━━━━━ DATASET EXCERPTS ━━━━━

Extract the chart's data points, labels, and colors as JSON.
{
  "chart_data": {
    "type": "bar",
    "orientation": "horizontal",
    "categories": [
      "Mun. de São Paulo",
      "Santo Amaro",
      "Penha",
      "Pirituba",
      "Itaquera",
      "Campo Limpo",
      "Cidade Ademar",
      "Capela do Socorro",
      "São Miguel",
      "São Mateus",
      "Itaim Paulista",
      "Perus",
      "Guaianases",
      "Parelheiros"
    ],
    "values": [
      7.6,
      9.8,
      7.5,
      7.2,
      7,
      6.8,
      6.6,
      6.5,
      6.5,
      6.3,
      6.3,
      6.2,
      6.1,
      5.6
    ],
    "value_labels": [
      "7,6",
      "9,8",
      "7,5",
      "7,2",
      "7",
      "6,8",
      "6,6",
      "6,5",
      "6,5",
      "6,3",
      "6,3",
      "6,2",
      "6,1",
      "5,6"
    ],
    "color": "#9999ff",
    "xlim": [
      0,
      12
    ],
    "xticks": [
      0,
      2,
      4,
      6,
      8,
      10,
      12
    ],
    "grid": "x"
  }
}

━━━━━

**SHORT TASK**
Reproduce the data in full, exactly as presented.

**EXPECTED ANSWER**
Extract the chart's data points, labels, and colors as JSON.
{
  "chart_data": {
    "type": "bar",
    "orientation": "horizontal",
    "categories": [
      "Mun. de São Paulo",
      "Santo Amaro",
      "Penha",
      "Pirituba",
      "Itaquera",
      "Campo Limpo",
      "Cidade Ademar",
      "Capela do Socorro",
      "São Miguel",
      "São Mateus",
      "Itaim Paulista",
      "Perus",
      "Guaianases",
      "Parelheiros"
    ],
    "values": [
      7.6,
      9.8,
      7.5,
      7.2,
      7,
      6.8,
      6.6,
      6.5,
      6.5,
      6.3,
      6.3,
      6.2,
      6.1,
      5.6
    ],
    "value_labels": [
      "7,6",
      "9,8",
      "7,5",
      "7,2",
      "7",
      "6,8",
      "6,6",
      "6,5",
      "6,5",
      "6,3",
      "6,3",
      "6,2",
      "6,1",
      "5,6"
    ],
    "color": "#9999ff",
    "xlim": [
      0,
      12
    ],
    "xticks": [
      0,
      2,
      4,
      6,
      8,
      10,
      12
    ],
    "grid": "x"
  }
}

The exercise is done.